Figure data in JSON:
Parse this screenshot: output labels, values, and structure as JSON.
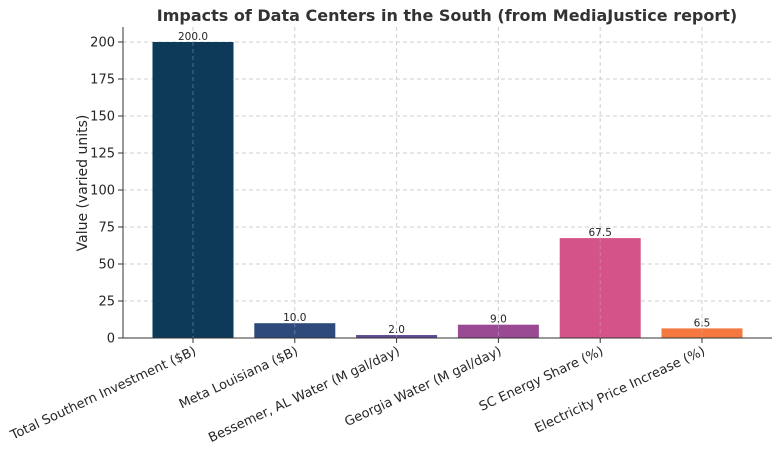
{
  "chart_data": {
    "type": "bar",
    "title": "Impacts of Data Centers in the South (from MediaJustice report)",
    "ylabel": "Value (varied units)",
    "xlabel": "",
    "ylim": [
      0,
      210
    ],
    "yticks": [
      "0",
      "25",
      "50",
      "75",
      "100",
      "125",
      "150",
      "175",
      "200"
    ],
    "grid": true,
    "categories": [
      "Total Southern Investment ($B)",
      "Meta Louisiana ($B)",
      "Bessemer, AL Water (M gal/day)",
      "Georgia Water (M gal/day)",
      "SC Energy Share (%)",
      "Electricity Price Increase (%)"
    ],
    "values": [
      200.0,
      10.0,
      2.0,
      9.0,
      67.5,
      6.5
    ],
    "value_labels": [
      "200.0",
      "10.0",
      "2.0",
      "9.0",
      "67.5",
      "6.5"
    ],
    "colors": [
      "#0e3a5a",
      "#2e4a7d",
      "#5e4a94",
      "#9a4a93",
      "#d4548a",
      "#f4783f"
    ]
  }
}
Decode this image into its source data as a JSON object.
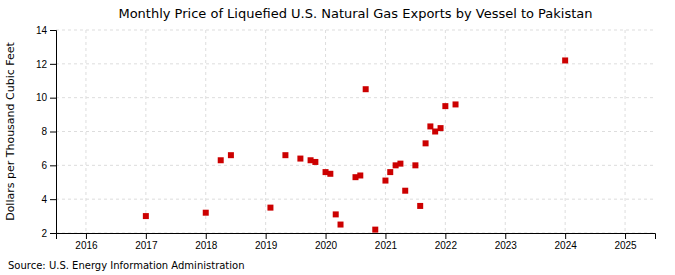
{
  "chart_data": {
    "type": "scatter",
    "title": "Monthly Price of Liquefied U.S. Natural Gas Exports by Vessel to Pakistan",
    "ylabel": "Dollars per Thousand Cubic Feet",
    "source": "Source: U.S. Energy Information Administration",
    "x": [
      2017.0,
      2018.0,
      2018.25,
      2018.42,
      2019.08,
      2019.33,
      2019.58,
      2019.75,
      2019.83,
      2020.0,
      2020.08,
      2020.17,
      2020.25,
      2020.5,
      2020.58,
      2020.67,
      2020.83,
      2021.0,
      2021.08,
      2021.17,
      2021.25,
      2021.33,
      2021.5,
      2021.58,
      2021.67,
      2021.75,
      2021.83,
      2021.92,
      2022.0,
      2022.17,
      2024.0
    ],
    "values": [
      3.0,
      3.2,
      6.3,
      6.6,
      3.5,
      6.6,
      6.4,
      6.3,
      6.2,
      5.6,
      5.5,
      3.1,
      2.5,
      5.3,
      5.4,
      10.5,
      2.2,
      5.1,
      5.6,
      6.0,
      6.1,
      4.5,
      6.0,
      3.6,
      7.3,
      8.3,
      8.0,
      8.2,
      9.5,
      9.6,
      12.2
    ],
    "xlim": [
      2015.5,
      2025.5
    ],
    "xticks": [
      2016,
      2017,
      2018,
      2019,
      2020,
      2021,
      2022,
      2023,
      2024,
      2025
    ],
    "ylim": [
      2,
      14
    ],
    "yticks": [
      2,
      4,
      6,
      8,
      10,
      12,
      14
    ],
    "color": "#cc0000",
    "marker": "square",
    "grid": true
  }
}
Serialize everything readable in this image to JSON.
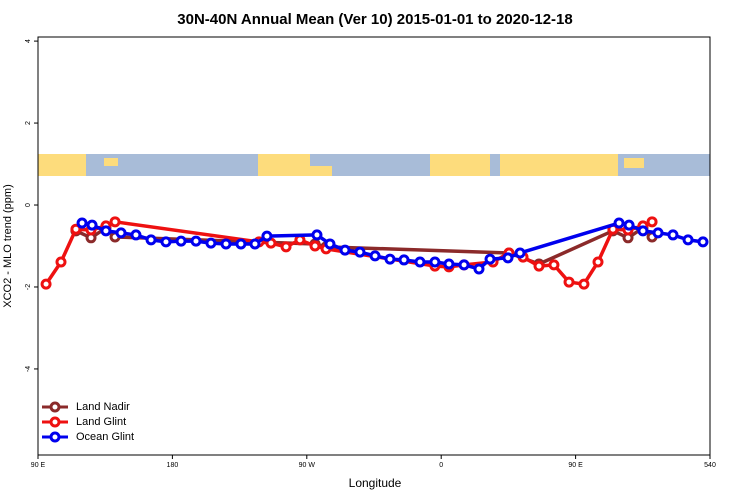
{
  "chart_data": {
    "type": "line",
    "title": "30N-40N Annual Mean (Ver 10)   2015-01-01 to 2020-12-18",
    "xlabel": "Longitude",
    "ylabel": "XCO2 - MLO trend (ppm)",
    "xlim": [
      90,
      540
    ],
    "ylim": [
      -6.1,
      4.1
    ],
    "xticks": [
      {
        "value": 90,
        "label": "90 E"
      },
      180,
      {
        "value": 270,
        "label": "90 W"
      },
      {
        "value": 360,
        "label": "0"
      },
      {
        "value": 450,
        "label": "90 E"
      },
      540
    ],
    "yticks": [
      -4,
      -2,
      0,
      2,
      4
    ],
    "legend": "bottom-left",
    "series": [
      {
        "name": "Land Nadir",
        "color": "#8b2a2a",
        "x": [
          115.4,
          125.5,
          135.5,
          141.6,
          275.5,
          282.9,
          405.4,
          425.5,
          475.0,
          485.1,
          495.1,
          501.2
        ],
        "values": [
          -0.63,
          -0.8,
          -0.56,
          -0.78,
          -0.95,
          -1.02,
          -1.17,
          -1.44,
          -0.63,
          -0.8,
          -0.56,
          -0.78
        ]
      },
      {
        "name": "Land Glint",
        "color": "#ee1111",
        "x": [
          95.4,
          105.4,
          115.4,
          125.5,
          135.5,
          141.6,
          238.0,
          246.0,
          256.1,
          265.4,
          275.5,
          282.9,
          355.8,
          365.2,
          375.3,
          394.7,
          405.4,
          414.8,
          425.5,
          435.5,
          445.6,
          455.6,
          465.0,
          475.0,
          485.1,
          495.1,
          501.2
        ],
        "values": [
          -1.93,
          -1.39,
          -0.59,
          -0.61,
          -0.51,
          -0.41,
          -0.9,
          -0.93,
          -1.02,
          -0.85,
          -1.0,
          -1.07,
          -1.49,
          -1.51,
          -1.46,
          -1.39,
          -1.17,
          -1.27,
          -1.49,
          -1.46,
          -1.88,
          -1.93,
          -1.39,
          -0.59,
          -0.61,
          -0.51,
          -0.41
        ]
      },
      {
        "name": "Ocean Glint",
        "color": "#0000ee",
        "x": [
          119.5,
          126.2,
          135.5,
          145.6,
          155.6,
          165.7,
          175.7,
          185.8,
          195.8,
          205.8,
          215.9,
          225.9,
          235.3,
          243.3,
          276.8,
          285.5,
          295.6,
          305.6,
          315.7,
          325.7,
          335.1,
          345.8,
          355.8,
          365.2,
          375.3,
          385.3,
          392.7,
          404.7,
          412.8,
          479.1,
          485.8,
          495.1,
          505.2,
          515.2,
          525.3,
          535.3
        ],
        "values": [
          -0.44,
          -0.49,
          -0.63,
          -0.68,
          -0.73,
          -0.85,
          -0.9,
          -0.88,
          -0.88,
          -0.93,
          -0.95,
          -0.95,
          -0.95,
          -0.76,
          -0.73,
          -0.95,
          -1.1,
          -1.15,
          -1.24,
          -1.32,
          -1.34,
          -1.39,
          -1.39,
          -1.44,
          -1.46,
          -1.56,
          -1.32,
          -1.29,
          -1.17,
          -0.44,
          -0.49,
          -0.63,
          -0.68,
          -0.73,
          -0.85,
          -0.9
        ]
      }
    ]
  }
}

What the task asks:
Gather up every line from the listing above in which the word "Energy" occurs.

Worked solution:
      "SC Energy Share (%)",
    "source": "Source: U.S. Energy Information Administration",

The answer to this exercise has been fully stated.